• [Work to do]
Pick out the lines below that contain the string "name" and copy them all.

• [Data for this task]
===
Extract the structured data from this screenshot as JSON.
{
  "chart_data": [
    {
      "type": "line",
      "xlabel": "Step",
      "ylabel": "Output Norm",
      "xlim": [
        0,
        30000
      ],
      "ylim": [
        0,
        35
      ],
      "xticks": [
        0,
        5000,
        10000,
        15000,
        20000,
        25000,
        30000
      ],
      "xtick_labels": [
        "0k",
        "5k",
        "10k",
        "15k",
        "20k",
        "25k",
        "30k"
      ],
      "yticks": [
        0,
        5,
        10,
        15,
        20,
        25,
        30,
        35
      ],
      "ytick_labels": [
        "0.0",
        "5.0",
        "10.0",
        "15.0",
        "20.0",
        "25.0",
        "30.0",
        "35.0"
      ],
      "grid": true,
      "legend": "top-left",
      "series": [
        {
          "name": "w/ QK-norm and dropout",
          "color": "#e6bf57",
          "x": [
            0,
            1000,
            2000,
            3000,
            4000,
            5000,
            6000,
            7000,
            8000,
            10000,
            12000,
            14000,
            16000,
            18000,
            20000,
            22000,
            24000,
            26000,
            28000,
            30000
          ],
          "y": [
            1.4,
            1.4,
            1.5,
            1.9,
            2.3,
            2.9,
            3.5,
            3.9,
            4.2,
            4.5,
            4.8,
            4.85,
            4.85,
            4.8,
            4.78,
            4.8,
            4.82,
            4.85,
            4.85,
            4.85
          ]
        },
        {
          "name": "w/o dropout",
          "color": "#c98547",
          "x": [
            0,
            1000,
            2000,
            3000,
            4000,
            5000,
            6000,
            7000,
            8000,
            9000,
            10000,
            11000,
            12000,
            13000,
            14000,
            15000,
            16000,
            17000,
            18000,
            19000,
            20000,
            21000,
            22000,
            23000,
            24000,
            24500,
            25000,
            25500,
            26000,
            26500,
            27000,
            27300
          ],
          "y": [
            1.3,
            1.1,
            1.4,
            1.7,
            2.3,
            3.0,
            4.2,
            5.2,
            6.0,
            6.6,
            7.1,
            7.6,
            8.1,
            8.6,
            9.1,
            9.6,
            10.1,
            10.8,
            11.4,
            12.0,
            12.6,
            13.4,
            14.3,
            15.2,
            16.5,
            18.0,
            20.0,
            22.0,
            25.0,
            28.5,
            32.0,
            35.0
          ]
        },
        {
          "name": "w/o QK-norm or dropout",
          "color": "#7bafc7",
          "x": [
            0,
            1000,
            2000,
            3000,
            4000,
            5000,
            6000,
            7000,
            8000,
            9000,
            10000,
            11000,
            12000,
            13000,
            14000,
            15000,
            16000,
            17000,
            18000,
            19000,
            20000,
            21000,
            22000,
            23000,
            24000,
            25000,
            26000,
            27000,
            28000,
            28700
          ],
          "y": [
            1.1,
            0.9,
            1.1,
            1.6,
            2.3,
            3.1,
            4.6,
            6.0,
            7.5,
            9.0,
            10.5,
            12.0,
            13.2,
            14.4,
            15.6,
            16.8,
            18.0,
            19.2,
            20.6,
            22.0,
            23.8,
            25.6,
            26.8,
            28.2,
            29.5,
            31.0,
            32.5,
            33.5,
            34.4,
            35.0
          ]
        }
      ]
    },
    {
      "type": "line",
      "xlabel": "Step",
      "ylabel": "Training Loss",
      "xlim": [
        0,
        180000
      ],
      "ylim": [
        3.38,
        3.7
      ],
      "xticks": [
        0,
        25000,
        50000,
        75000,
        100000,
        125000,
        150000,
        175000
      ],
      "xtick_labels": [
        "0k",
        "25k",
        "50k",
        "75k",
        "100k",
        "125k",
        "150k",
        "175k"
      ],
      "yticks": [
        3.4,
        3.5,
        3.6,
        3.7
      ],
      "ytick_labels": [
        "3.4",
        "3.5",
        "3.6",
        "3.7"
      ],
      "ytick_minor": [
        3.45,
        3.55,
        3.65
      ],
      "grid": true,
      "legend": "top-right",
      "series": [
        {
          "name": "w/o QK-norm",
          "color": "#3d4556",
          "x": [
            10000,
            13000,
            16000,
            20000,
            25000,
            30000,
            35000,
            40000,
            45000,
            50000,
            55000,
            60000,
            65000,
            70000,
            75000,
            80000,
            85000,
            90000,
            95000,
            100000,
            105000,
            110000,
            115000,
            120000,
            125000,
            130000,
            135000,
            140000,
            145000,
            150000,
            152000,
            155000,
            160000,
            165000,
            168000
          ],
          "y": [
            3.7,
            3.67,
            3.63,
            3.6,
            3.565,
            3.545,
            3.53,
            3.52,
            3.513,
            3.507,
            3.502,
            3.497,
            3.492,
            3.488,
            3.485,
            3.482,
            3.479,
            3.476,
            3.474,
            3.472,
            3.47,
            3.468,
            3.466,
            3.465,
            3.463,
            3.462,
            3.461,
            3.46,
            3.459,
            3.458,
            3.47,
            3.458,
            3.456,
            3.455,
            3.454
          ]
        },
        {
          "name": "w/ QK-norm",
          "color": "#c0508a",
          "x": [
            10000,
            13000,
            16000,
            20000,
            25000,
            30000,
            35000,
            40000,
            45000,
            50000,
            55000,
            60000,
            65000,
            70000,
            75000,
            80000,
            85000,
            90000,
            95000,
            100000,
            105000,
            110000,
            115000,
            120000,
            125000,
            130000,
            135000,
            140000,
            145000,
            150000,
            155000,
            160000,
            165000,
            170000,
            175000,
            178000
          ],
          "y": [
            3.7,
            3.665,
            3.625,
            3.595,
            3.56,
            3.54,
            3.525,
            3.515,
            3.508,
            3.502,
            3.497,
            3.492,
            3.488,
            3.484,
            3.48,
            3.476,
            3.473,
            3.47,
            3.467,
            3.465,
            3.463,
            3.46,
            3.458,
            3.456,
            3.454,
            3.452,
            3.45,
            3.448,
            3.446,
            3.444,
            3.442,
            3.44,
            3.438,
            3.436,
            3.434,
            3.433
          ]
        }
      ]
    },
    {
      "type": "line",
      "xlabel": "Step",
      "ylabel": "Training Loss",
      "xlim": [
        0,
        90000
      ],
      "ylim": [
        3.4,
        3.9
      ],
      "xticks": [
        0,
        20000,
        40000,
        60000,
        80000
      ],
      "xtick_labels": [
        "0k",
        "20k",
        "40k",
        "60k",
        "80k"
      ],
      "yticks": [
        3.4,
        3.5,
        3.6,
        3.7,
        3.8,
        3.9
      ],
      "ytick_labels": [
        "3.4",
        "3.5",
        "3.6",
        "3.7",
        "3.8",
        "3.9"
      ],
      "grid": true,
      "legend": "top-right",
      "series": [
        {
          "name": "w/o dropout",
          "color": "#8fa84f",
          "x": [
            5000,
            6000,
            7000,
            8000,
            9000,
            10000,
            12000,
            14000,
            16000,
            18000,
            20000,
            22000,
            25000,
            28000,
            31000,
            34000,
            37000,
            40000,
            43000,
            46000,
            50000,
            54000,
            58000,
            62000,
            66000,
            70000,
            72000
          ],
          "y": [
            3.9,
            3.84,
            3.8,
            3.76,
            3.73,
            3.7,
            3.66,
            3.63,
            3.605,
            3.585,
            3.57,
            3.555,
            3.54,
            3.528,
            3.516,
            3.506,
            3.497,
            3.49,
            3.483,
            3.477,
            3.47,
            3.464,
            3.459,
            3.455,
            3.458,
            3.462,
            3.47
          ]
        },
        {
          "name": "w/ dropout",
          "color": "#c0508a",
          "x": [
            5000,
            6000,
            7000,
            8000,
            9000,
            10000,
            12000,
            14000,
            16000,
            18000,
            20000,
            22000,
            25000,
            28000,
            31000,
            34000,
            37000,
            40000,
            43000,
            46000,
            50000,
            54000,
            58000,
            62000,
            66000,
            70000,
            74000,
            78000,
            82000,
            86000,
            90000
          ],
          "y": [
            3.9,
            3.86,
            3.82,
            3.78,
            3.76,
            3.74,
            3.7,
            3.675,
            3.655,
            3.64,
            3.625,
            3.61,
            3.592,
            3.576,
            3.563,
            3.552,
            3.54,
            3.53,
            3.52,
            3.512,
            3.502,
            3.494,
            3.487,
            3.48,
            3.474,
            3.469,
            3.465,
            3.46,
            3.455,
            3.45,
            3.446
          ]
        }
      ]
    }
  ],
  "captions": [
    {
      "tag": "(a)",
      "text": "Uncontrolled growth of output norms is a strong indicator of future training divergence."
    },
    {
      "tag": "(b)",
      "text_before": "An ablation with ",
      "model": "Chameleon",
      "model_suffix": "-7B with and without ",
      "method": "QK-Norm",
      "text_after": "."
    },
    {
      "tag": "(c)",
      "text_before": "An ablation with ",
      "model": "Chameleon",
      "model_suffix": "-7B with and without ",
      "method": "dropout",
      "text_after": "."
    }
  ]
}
===
• [Finished answer]
          "name": "w/ QK-norm and dropout",
          "name": "w/o dropout",
          "name": "w/o QK-norm or dropout",
          "name": "w/o QK-norm",
          "name": "w/ QK-norm",
          "name": "w/o dropout",
          "name": "w/ dropout",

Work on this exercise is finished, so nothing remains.